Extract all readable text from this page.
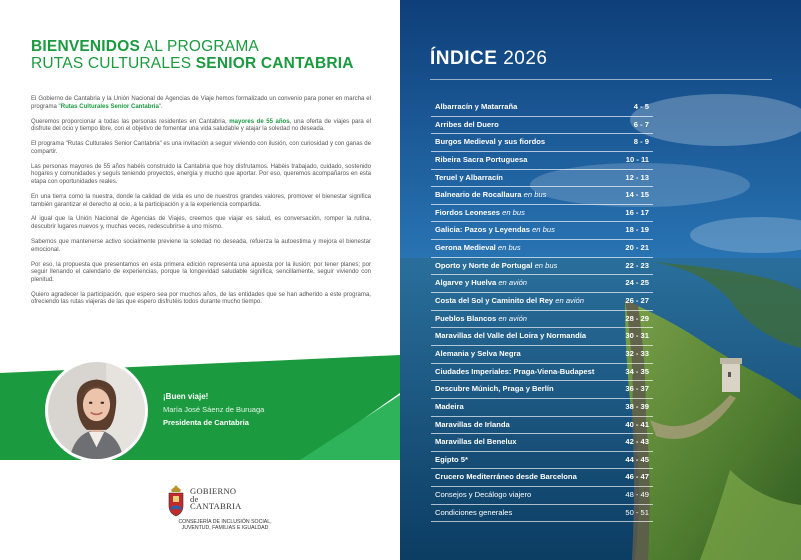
BIENVENIDOS AL PROGRAMA
RUTAS CULTURALES SENIOR CANTABRIA

El Gobierno de Cantabria y la Unión Nacional de Agencias de Viaje hemos formalizado un convenio para poner en marcha el programa "Rutas Culturales Senior Cantabria".

Queremos proporcionar a todas las personas residentes en Cantabria, mayores de 55 años, una oferta de viajes para el disfrute del ocio y tiempo libre, con el objetivo de fomentar una vida saludable y atajar la soledad no deseada.

El programa "Rutas Culturales Senior Cantabria" es una invitación a seguir viviendo con ilusión, con curiosidad y con ganas de compartir.

Las personas mayores de 55 años habéis construido la Cantabria que hoy disfrutamos. Habéis trabajado, cuidado, sostenido hogares y comunidades y seguís teniendo proyectos, energía y mucho que aportar. Por eso, queremos acompañaros en esta etapa con oportunidades reales.

En una tierra como la nuestra, donde la calidad de vida es uno de nuestros grandes valores, promover el bienestar significa también garantizar el derecho al ocio, a la participación y a la experiencia compartida.

Al igual que la Unión Nacional de Agencias de Viajes, creemos que viajar es salud, es conversación, romper la rutina, descubrir lugares nuevos y, muchas veces, redescubrirse a uno mismo.

Sabemos que mantenerse activo socialmente previene la soledad no deseada, refuerza la autoestima y mejora el bienestar emocional.

Por eso, la propuesta que presentamos en esta primera edición representa una apuesta por la ilusión; por tener planes; por seguir llenando el calendario de experiencias, porque la longevidad saludable significa, sencillamente, seguir viviendo con plenitud.

Quiero agradecer la participación, que espero sea por muchos años, de las entidades que se han adherido a este programa, ofreciendo las rutas viajeras de las que espero disfrutéis todos durante mucho tiempo.

¡Buen viaje!
María José Sáenz de Buruaga
Presidenta de Cantabria
GOBIERNO
de
CANTABRIA
CONSEJERÍA DE INCLUSIÓN SOCIAL,
JUVENTUD, FAMILIAS E IGUALDAD
ÍNDICE 2026
Albarracín y Matarraña	4 - 5
Arribes del Duero	6 - 7
Burgos Medieval y sus fiordos	8 - 9
Ribeira Sacra Portuguesa	10 - 11
Teruel y Albarracín	12 - 13
Balneario de Rocallaura en bus	14 - 15
Fiordos Leoneses en bus	16 - 17
Galicia: Pazos y Leyendas en bus	18 - 19
Gerona Medieval en bus	20 - 21
Oporto y Norte de Portugal en bus	22 - 23
Algarve y Huelva en avión	24 - 25
Costa del Sol y Caminito del Rey en avión	26 - 27
Pueblos Blancos en avión	28 - 29
Maravillas del Valle del Loira y Normandía	30 - 31
Alemania y Selva Negra	32 - 33
Ciudades Imperiales: Praga-Viena-Budapest	34 - 35
Descubre Múnich, Praga y Berlín	36 - 37
Madeira	38 - 39
Maravillas de Irlanda	40 - 41
Maravillas del Benelux	42 - 43
Egipto 5*	44 - 45
Crucero Mediterráneo desde Barcelona	46 - 47
Consejos y Decálogo viajero	48 - 49
Condiciones generales	50 - 51
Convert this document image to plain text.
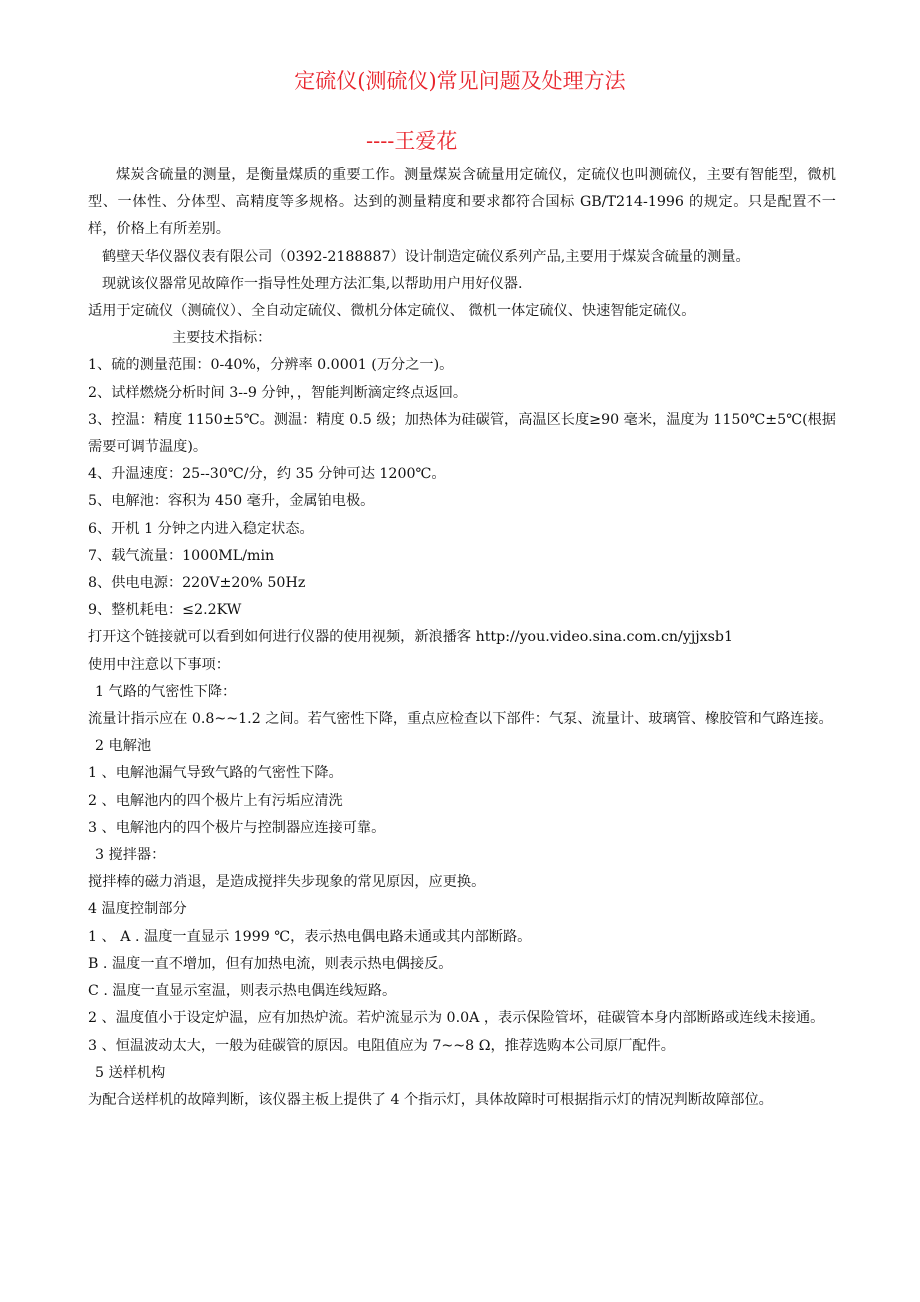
定硫仪(测硫仪)常见问题及处理方法
----王爱花

煤炭含硫量的测量，是衡量煤质的重要工作。测量煤炭含硫量用定硫仪，定硫仪也叫测硫仪，主要有智能型，微机型、一体性、分体型、高精度等多规格。达到的测量精度和要求都符合国标 GB/T214-1996 的规定。只是配置不一样，价格上有所差别。

鹤壁天华仪器仪表有限公司（0392-2188887）设计制造定硫仪系列产品,主要用于煤炭含硫量的测量。

现就该仪器常见故障作一指导性处理方法汇集,以帮助用户用好仪器.

适用于定硫仪（测硫仪）、全自动定硫仪、微机分体定硫仪、 微机一体定硫仪、快速智能定硫仪。

主要技术指标：

1、硫的测量范围：0-40%，分辨率 0.0001 (万分之一)。

2、试样燃烧分析时间 3--9 分钟，，智能判断滴定终点返回。

3、控温：精度 1150±5℃。测温：精度 0.5 级；加热体为硅碳管，高温区长度≥90 毫米，温度为 1150℃±5℃(根据需要可调节温度)。

4、升温速度：25--30℃/分，约 35 分钟可达 1200℃。

5、电解池：容积为 450 毫升，金属铂电极。

6、开机 1 分钟之内进入稳定状态。

7、载气流量：1000ML/min

8、供电电源：220V±20% 50Hz

9、整机耗电：≤2.2KW

打开这个链接就可以看到如何进行仪器的使用视频，新浪播客 http://you.video.sina.com.cn/yjjxsb1

使用中注意以下事项：

1 气路的气密性下降：

流量计指示应在 0.8~~1.2 之间。若气密性下降，重点应检查以下部件：气泵、流量计、玻璃管、橡胶管和气路连接。

2 电解池

1 、电解池漏气导致气路的气密性下降。

2 、电解池内的四个极片上有污垢应清洗

3 、电解池内的四个极片与控制器应连接可靠。

3 搅拌器：

搅拌棒的磁力消退，是造成搅拌失步现象的常见原因，应更换。

4 温度控制部分

1 、 A . 温度一直显示 1999 ℃，表示热电偶电路未通或其内部断路。

B . 温度一直不增加，但有加热电流，则表示热电偶接反。

C . 温度一直显示室温，则表示热电偶连线短路。

2 、温度值小于设定炉温，应有加热炉流。若炉流显示为 0.0A ，表示保险管坏，硅碳管本身内部断路或连线未接通。

3 、恒温波动太大，一般为硅碳管的原因。电阻值应为 7~~8 Ω，推荐选购本公司原厂配件。

5 送样机构

为配合送样机的故障判断，该仪器主板上提供了 4 个指示灯，具体故障时可根据指示灯的情况判断故障部位。
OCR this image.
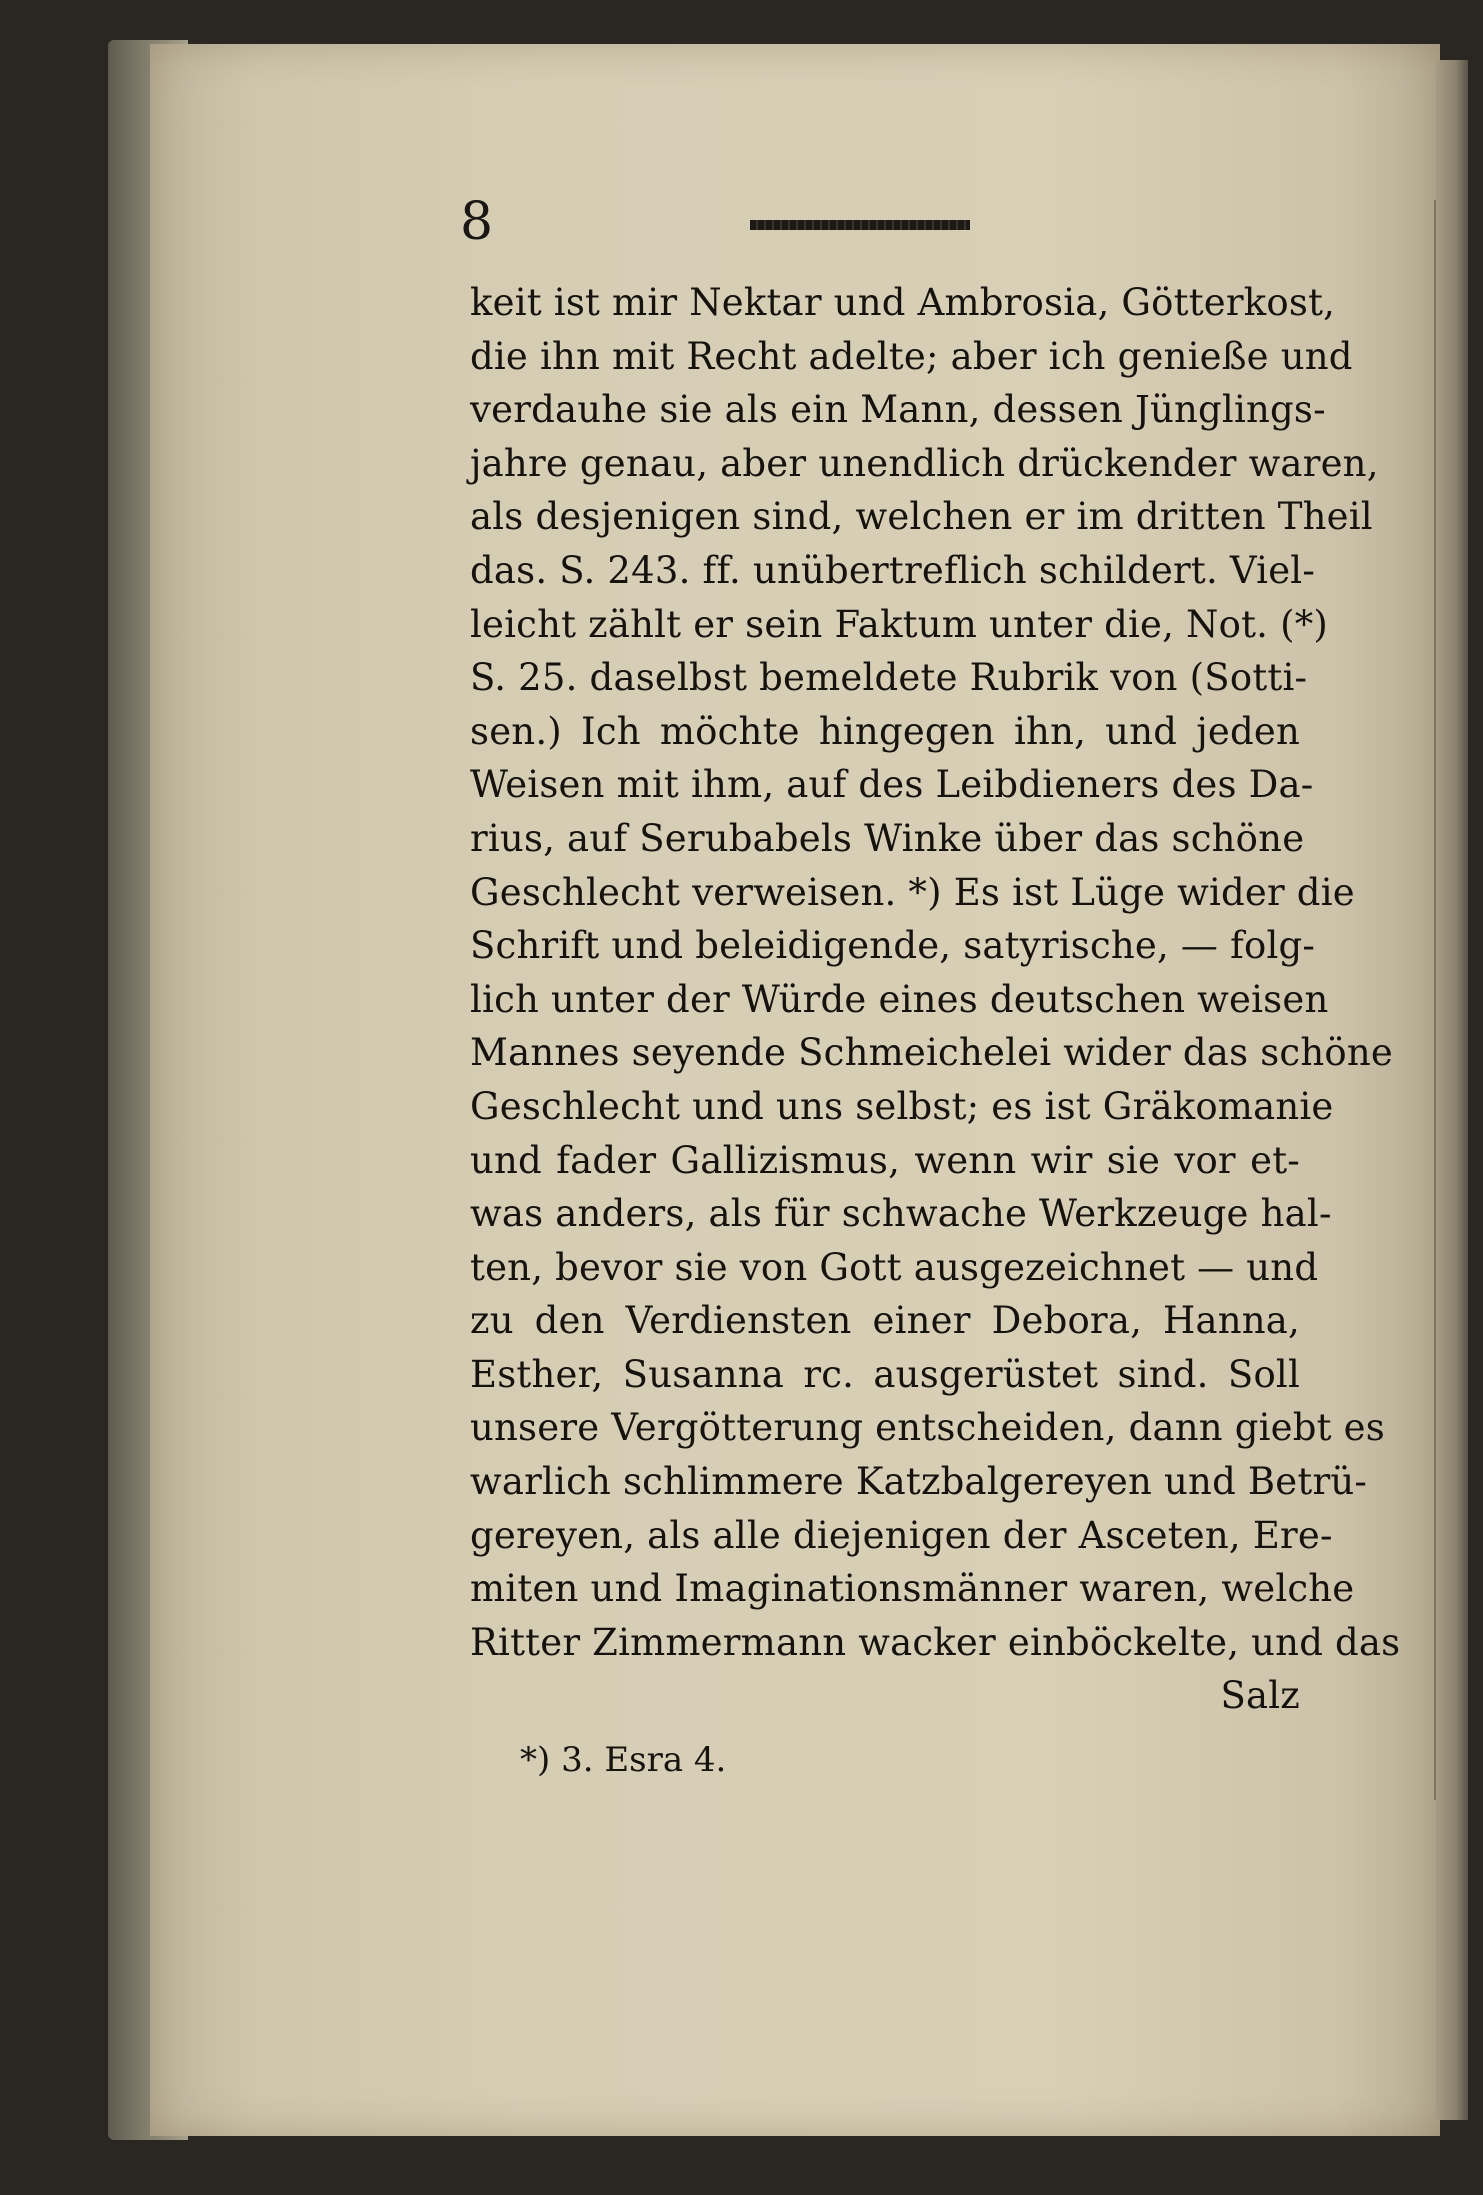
8
keit ist mir Nektar und Ambrosia, Götterkost,
die ihn mit Recht adelte; aber ich genieße und
verdauhe sie als ein Mann, dessen Jünglings-
jahre genau, aber unendlich drückender waren,
als desjenigen sind, welchen er im dritten Theil
das. S. 243. ff. unübertreflich schildert. Viel-
leicht zählt er sein Faktum unter die, Not. (*)
S. 25. daselbst bemeldete Rubrik von (Sotti-
sen.) Ich möchte hingegen ihn, und jeden
Weisen mit ihm, auf des Leibdieners des Da-
rius, auf Serubabels Winke über das schöne
Geschlecht verweisen. *) Es ist Lüge wider die
Schrift und beleidigende, satyrische, — folg-
lich unter der Würde eines deutschen weisen
Mannes seyende Schmeichelei wider das schöne
Geschlecht und uns selbst; es ist Gräkomanie
und fader Gallizismus, wenn wir sie vor et-
was anders, als für schwache Werkzeuge hal-
ten, bevor sie von Gott ausgezeichnet — und
zu den Verdiensten einer Debora, Hanna,
Esther, Susanna rc. ausgerüstet sind. Soll
unsere Vergötterung entscheiden, dann giebt es
warlich schlimmere Katzbalgereyen und Betrü-
gereyen, als alle diejenigen der Asceten, Ere-
miten und Imaginationsmänner waren, welche
Ritter Zimmermann wacker einböckelte, und das
Salz
*) 3. Esra 4.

§ STATED TASK: Select, from the listing, all lines that include the word "Praga".

§ ANSWER TO THE PROBLEM:
Ciudades Imperiales: Praga-Viena-Budapest	34 - 35
Descubre Múnich, Praga y Berlín	36 - 37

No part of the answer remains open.